**DATASET:**
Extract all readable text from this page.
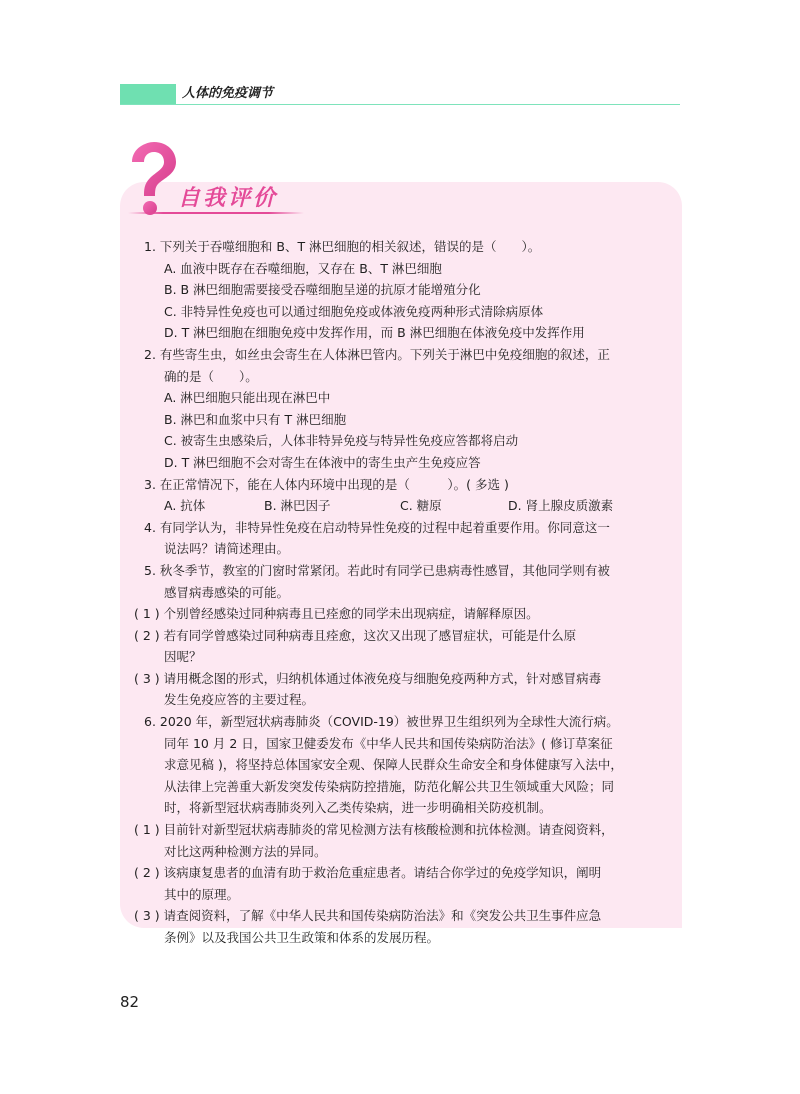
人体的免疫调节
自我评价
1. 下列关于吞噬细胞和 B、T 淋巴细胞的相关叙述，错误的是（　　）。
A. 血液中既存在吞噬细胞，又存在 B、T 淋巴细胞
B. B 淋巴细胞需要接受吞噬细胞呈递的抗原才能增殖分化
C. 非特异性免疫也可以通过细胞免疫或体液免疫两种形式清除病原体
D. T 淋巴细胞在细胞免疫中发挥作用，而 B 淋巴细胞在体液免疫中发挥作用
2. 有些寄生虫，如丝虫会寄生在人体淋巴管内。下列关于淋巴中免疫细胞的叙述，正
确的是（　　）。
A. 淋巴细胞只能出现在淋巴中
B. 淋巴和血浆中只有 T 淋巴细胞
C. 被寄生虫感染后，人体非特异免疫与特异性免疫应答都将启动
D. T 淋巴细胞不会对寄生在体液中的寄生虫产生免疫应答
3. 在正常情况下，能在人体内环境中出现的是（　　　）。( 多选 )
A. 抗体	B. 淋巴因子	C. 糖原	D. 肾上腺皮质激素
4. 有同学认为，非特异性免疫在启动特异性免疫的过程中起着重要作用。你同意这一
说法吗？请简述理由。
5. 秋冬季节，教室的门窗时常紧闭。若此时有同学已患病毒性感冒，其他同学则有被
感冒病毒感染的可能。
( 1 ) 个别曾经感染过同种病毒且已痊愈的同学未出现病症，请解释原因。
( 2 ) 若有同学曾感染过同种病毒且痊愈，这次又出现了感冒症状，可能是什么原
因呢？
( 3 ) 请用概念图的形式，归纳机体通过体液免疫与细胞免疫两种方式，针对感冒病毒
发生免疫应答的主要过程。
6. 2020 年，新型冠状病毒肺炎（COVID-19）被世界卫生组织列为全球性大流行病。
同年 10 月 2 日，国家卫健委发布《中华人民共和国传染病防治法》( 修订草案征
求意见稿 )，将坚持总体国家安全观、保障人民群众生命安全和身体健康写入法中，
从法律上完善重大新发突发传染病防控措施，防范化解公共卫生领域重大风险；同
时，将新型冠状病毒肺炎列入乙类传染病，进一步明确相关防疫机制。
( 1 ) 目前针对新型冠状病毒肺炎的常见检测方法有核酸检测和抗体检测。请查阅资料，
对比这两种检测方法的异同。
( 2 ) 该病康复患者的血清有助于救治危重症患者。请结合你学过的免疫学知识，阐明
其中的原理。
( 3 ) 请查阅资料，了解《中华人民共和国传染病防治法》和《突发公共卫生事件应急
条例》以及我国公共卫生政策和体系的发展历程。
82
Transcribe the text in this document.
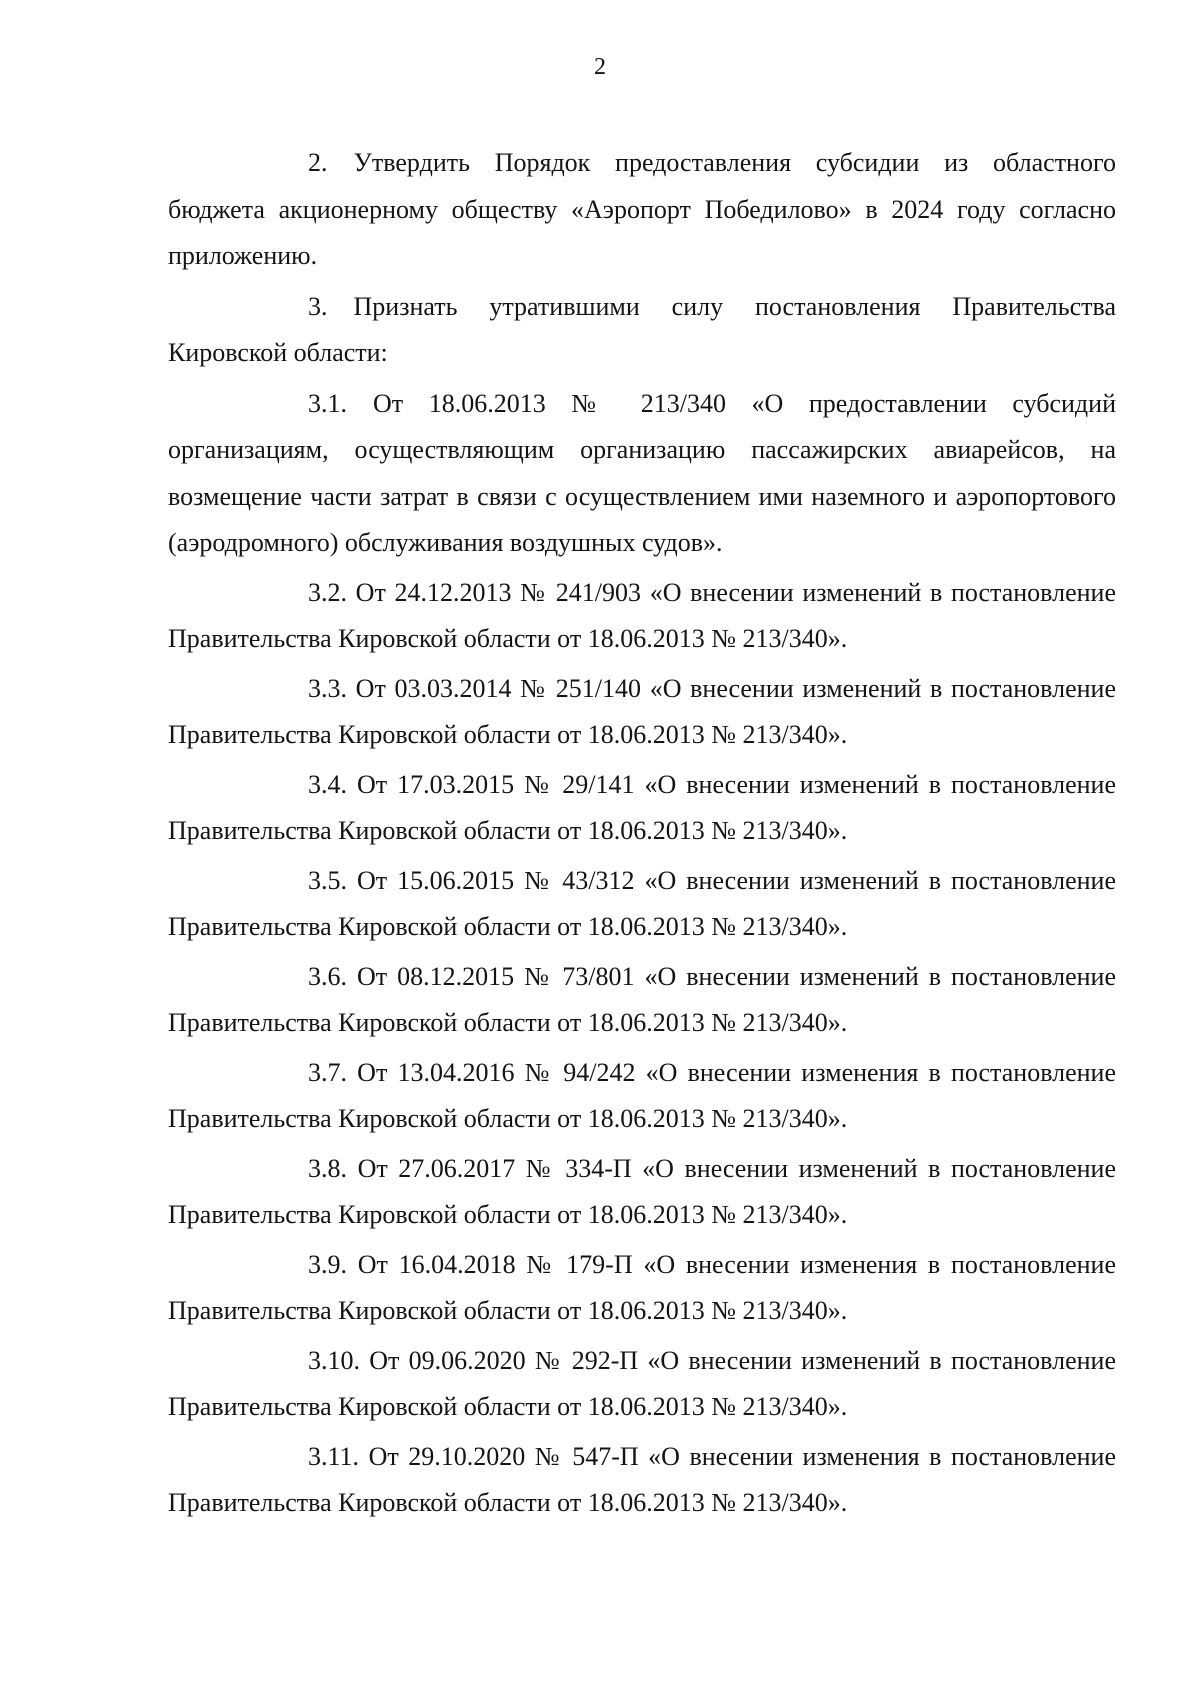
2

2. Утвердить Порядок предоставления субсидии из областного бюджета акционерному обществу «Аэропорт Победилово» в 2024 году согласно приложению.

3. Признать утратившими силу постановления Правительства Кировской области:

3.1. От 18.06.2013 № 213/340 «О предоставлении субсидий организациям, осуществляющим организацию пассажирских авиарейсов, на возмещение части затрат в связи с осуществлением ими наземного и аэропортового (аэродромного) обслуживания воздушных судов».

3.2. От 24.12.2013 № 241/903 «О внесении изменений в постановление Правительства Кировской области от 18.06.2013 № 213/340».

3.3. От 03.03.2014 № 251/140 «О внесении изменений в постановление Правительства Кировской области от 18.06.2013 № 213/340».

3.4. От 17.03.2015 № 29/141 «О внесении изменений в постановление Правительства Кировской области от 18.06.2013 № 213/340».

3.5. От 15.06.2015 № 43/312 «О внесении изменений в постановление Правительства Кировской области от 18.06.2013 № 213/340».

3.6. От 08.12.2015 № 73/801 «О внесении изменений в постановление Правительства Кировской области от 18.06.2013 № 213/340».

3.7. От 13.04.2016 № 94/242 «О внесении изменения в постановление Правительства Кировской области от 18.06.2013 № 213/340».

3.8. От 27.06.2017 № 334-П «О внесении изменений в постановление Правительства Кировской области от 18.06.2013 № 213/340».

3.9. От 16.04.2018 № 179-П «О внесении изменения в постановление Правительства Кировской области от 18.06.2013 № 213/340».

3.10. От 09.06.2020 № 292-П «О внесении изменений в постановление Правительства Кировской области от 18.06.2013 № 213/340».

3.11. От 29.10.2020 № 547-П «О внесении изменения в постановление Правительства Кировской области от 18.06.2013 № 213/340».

**STATED EXERCISE:**
Make an exact copy of the records above, with the pictures left out.

**WRITTEN ANSWER:**
Extract all readable text from this page.
人体的免疫调节
自我评价
1. 下列关于吞噬细胞和 B、T 淋巴细胞的相关叙述，错误的是（　　）。
A. 血液中既存在吞噬细胞，又存在 B、T 淋巴细胞
B. B 淋巴细胞需要接受吞噬细胞呈递的抗原才能增殖分化
C. 非特异性免疫也可以通过细胞免疫或体液免疫两种形式清除病原体
D. T 淋巴细胞在细胞免疫中发挥作用，而 B 淋巴细胞在体液免疫中发挥作用
2. 有些寄生虫，如丝虫会寄生在人体淋巴管内。下列关于淋巴中免疫细胞的叙述，正
确的是（　　）。
A. 淋巴细胞只能出现在淋巴中
B. 淋巴和血浆中只有 T 淋巴细胞
C. 被寄生虫感染后，人体非特异免疫与特异性免疫应答都将启动
D. T 淋巴细胞不会对寄生在体液中的寄生虫产生免疫应答
3. 在正常情况下，能在人体内环境中出现的是（　　　）。( 多选 )
A. 抗体	B. 淋巴因子	C. 糖原	D. 肾上腺皮质激素
4. 有同学认为，非特异性免疫在启动特异性免疫的过程中起着重要作用。你同意这一
说法吗？请简述理由。
5. 秋冬季节，教室的门窗时常紧闭。若此时有同学已患病毒性感冒，其他同学则有被
感冒病毒感染的可能。
( 1 ) 个别曾经感染过同种病毒且已痊愈的同学未出现病症，请解释原因。
( 2 ) 若有同学曾感染过同种病毒且痊愈，这次又出现了感冒症状，可能是什么原
因呢？
( 3 ) 请用概念图的形式，归纳机体通过体液免疫与细胞免疫两种方式，针对感冒病毒
发生免疫应答的主要过程。
6. 2020 年，新型冠状病毒肺炎（COVID-19）被世界卫生组织列为全球性大流行病。
同年 10 月 2 日，国家卫健委发布《中华人民共和国传染病防治法》( 修订草案征
求意见稿 )，将坚持总体国家安全观、保障人民群众生命安全和身体健康写入法中，
从法律上完善重大新发突发传染病防控措施，防范化解公共卫生领域重大风险；同
时，将新型冠状病毒肺炎列入乙类传染病，进一步明确相关防疫机制。
( 1 ) 目前针对新型冠状病毒肺炎的常见检测方法有核酸检测和抗体检测。请查阅资料，
对比这两种检测方法的异同。
( 2 ) 该病康复患者的血清有助于救治危重症患者。请结合你学过的免疫学知识，阐明
其中的原理。
( 3 ) 请查阅资料，了解《中华人民共和国传染病防治法》和《突发公共卫生事件应急
条例》以及我国公共卫生政策和体系的发展历程。
82
Transcribe the text in this document.
2

2. Утвердить Порядок предоставления субсидии из областного бюджета акционерному обществу «Аэропорт Победилово» в 2024 году согласно приложению.

3. Признать утратившими силу постановления Правительства Кировской области:

3.1. От 18.06.2013 № 213/340 «О предоставлении субсидий организациям, осуществляющим организацию пассажирских авиарейсов, на возмещение части затрат в связи с осуществлением ими наземного и аэропортового (аэродромного) обслуживания воздушных судов».

3.2. От 24.12.2013 № 241/903 «О внесении изменений в постановление Правительства Кировской области от 18.06.2013 № 213/340».

3.3. От 03.03.2014 № 251/140 «О внесении изменений в постановление Правительства Кировской области от 18.06.2013 № 213/340».

3.4. От 17.03.2015 № 29/141 «О внесении изменений в постановление Правительства Кировской области от 18.06.2013 № 213/340».

3.5. От 15.06.2015 № 43/312 «О внесении изменений в постановление Правительства Кировской области от 18.06.2013 № 213/340».

3.6. От 08.12.2015 № 73/801 «О внесении изменений в постановление Правительства Кировской области от 18.06.2013 № 213/340».

3.7. От 13.04.2016 № 94/242 «О внесении изменения в постановление Правительства Кировской области от 18.06.2013 № 213/340».

3.8. От 27.06.2017 № 334-П «О внесении изменений в постановление Правительства Кировской области от 18.06.2013 № 213/340».

3.9. От 16.04.2018 № 179-П «О внесении изменения в постановление Правительства Кировской области от 18.06.2013 № 213/340».

3.10. От 09.06.2020 № 292-П «О внесении изменений в постановление Правительства Кировской области от 18.06.2013 № 213/340».

3.11. От 29.10.2020 № 547-П «О внесении изменения в постановление Правительства Кировской области от 18.06.2013 № 213/340».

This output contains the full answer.